THE TASK. Lines containing the word "Output" should be extracted in full.
+ + +
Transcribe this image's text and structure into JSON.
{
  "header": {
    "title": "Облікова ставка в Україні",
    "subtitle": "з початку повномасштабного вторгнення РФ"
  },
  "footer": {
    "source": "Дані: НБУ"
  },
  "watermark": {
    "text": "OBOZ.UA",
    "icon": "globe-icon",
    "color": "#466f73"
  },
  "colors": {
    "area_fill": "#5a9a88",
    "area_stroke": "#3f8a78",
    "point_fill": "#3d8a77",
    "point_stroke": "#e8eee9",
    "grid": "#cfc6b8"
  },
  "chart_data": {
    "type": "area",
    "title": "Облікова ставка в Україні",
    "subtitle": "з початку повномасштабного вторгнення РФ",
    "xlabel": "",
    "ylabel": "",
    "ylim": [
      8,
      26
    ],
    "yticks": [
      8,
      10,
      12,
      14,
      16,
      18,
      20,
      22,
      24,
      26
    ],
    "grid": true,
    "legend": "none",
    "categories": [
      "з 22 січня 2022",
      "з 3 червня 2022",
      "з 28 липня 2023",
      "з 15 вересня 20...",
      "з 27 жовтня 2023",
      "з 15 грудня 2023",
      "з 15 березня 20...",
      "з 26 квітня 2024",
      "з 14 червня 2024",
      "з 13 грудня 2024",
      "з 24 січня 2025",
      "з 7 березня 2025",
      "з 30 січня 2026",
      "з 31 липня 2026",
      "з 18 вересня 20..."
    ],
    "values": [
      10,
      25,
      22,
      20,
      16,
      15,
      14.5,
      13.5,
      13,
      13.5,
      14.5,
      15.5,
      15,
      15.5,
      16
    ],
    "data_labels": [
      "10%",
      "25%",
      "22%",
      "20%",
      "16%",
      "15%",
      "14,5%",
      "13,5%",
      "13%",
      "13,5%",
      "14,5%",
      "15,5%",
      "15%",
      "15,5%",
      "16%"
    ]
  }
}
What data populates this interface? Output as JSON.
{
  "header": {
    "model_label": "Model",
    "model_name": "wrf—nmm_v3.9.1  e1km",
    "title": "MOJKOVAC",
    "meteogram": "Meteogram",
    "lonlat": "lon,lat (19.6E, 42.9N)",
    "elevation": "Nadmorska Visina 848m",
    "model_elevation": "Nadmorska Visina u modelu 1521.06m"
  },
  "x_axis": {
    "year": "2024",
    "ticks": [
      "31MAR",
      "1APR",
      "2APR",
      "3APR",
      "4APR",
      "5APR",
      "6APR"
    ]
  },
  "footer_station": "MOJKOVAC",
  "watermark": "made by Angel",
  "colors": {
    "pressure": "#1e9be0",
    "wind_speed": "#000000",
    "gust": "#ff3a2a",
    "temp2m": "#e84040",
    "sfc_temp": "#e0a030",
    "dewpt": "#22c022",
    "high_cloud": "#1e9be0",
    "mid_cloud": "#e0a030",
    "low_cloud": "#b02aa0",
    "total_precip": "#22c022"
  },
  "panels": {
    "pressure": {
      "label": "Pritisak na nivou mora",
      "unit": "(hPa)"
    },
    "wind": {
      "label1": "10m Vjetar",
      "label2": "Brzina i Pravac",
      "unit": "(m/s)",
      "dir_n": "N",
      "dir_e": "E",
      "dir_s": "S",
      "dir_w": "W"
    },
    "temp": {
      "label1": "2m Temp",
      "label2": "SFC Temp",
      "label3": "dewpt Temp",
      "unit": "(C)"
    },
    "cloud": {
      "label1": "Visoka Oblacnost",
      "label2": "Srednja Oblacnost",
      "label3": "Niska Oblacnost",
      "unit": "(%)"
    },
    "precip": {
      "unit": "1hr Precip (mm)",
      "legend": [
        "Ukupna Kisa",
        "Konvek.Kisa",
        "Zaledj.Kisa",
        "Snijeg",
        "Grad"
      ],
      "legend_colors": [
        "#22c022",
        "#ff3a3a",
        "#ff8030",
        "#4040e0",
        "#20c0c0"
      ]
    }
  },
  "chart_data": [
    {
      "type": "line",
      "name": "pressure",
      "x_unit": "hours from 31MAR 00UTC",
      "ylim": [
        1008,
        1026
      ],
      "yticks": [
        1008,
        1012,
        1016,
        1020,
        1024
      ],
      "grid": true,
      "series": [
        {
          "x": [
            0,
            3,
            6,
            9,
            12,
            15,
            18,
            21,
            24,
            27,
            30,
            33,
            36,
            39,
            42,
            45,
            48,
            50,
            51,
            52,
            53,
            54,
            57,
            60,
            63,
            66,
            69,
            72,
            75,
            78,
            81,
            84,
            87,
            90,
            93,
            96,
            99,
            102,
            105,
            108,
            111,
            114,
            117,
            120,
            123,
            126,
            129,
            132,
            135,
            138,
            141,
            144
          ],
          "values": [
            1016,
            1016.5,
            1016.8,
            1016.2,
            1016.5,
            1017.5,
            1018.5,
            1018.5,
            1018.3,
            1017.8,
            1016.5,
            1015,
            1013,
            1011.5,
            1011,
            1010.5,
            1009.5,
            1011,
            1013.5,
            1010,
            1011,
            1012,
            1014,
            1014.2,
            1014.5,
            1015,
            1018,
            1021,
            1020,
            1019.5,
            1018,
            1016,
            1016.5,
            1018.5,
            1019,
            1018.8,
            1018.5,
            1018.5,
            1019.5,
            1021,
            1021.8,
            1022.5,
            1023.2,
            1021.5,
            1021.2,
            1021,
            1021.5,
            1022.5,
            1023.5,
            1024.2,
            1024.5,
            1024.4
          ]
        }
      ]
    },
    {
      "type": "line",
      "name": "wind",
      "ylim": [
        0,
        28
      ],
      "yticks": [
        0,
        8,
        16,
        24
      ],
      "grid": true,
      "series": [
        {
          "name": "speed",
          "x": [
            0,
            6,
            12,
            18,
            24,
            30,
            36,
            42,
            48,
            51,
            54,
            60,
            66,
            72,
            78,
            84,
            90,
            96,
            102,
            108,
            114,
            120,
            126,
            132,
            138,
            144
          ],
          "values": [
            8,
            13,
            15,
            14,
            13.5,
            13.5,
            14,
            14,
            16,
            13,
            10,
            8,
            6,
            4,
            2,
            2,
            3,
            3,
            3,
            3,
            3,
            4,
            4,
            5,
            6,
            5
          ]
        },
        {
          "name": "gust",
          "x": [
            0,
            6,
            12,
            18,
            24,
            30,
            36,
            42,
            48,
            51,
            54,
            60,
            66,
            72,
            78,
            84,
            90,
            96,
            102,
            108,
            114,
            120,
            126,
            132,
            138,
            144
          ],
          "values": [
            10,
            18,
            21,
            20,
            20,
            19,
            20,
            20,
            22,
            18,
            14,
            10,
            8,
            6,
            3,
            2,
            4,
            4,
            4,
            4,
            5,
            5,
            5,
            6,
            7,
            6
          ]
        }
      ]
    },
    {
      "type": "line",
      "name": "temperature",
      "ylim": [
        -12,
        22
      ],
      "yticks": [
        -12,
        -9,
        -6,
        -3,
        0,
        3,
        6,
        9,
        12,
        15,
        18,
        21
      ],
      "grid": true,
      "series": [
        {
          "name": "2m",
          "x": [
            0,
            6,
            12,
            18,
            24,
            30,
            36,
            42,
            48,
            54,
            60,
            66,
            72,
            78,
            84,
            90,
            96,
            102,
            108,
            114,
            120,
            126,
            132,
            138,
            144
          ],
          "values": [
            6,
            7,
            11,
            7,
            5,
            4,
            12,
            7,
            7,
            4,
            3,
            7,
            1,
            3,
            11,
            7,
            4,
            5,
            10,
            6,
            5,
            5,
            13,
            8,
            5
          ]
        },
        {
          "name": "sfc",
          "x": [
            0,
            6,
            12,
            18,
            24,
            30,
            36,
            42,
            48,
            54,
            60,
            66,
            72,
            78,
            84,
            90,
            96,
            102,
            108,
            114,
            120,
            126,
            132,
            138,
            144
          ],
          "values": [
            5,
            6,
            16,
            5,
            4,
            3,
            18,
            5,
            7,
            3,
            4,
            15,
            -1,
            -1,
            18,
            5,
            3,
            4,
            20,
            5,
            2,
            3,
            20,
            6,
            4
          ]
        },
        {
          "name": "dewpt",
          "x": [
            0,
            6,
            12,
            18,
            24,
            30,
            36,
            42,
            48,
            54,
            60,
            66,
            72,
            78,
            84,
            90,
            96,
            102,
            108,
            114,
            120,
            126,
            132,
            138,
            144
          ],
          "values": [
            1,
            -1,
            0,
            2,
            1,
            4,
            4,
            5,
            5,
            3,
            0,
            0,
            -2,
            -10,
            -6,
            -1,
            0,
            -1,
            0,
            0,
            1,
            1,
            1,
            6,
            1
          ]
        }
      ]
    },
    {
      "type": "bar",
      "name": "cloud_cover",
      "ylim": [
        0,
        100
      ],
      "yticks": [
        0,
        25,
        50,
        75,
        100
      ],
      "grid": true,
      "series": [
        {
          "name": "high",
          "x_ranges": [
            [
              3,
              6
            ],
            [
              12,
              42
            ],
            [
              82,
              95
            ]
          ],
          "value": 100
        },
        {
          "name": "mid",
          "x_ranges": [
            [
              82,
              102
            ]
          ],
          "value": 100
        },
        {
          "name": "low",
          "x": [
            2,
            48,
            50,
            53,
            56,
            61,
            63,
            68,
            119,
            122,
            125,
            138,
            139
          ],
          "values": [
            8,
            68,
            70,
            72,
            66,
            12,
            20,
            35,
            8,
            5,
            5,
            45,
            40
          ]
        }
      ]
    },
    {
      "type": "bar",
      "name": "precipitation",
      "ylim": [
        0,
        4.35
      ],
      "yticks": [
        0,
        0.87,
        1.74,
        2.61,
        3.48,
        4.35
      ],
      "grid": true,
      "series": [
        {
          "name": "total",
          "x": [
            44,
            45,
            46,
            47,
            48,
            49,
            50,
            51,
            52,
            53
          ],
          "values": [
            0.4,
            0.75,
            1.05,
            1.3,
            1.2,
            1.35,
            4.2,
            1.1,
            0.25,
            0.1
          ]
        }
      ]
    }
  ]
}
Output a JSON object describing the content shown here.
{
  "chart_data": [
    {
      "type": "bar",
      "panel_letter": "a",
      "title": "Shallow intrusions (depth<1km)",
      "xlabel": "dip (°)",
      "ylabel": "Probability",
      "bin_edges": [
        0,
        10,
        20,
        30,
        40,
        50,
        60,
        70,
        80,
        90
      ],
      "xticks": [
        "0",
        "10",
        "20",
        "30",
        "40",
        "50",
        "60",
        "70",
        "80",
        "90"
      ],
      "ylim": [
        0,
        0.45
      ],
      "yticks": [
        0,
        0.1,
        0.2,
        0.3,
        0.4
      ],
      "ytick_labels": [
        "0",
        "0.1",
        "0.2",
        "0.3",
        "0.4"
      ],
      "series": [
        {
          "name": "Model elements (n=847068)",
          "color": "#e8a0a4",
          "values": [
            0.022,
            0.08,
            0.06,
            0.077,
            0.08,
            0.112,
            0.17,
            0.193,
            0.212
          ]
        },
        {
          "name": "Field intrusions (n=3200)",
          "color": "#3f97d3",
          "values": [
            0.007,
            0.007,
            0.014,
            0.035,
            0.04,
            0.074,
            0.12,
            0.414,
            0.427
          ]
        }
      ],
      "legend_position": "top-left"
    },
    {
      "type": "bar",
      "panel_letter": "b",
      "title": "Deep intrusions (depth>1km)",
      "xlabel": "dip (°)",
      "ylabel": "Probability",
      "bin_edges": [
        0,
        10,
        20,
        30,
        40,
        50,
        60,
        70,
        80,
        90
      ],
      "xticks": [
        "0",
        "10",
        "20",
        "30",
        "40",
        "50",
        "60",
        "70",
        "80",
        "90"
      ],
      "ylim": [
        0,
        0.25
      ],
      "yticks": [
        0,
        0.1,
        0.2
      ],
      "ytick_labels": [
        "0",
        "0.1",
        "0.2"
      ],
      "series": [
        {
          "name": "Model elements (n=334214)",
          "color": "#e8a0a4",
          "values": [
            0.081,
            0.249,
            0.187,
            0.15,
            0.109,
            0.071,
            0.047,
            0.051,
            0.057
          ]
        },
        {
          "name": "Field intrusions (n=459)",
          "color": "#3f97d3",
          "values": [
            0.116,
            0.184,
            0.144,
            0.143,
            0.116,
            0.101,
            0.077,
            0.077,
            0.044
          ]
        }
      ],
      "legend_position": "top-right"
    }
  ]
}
+ + +
RESULT OF THIS TASK.
What data populates this interface? Output as JSON.
Output a JSON object describing the content shown here.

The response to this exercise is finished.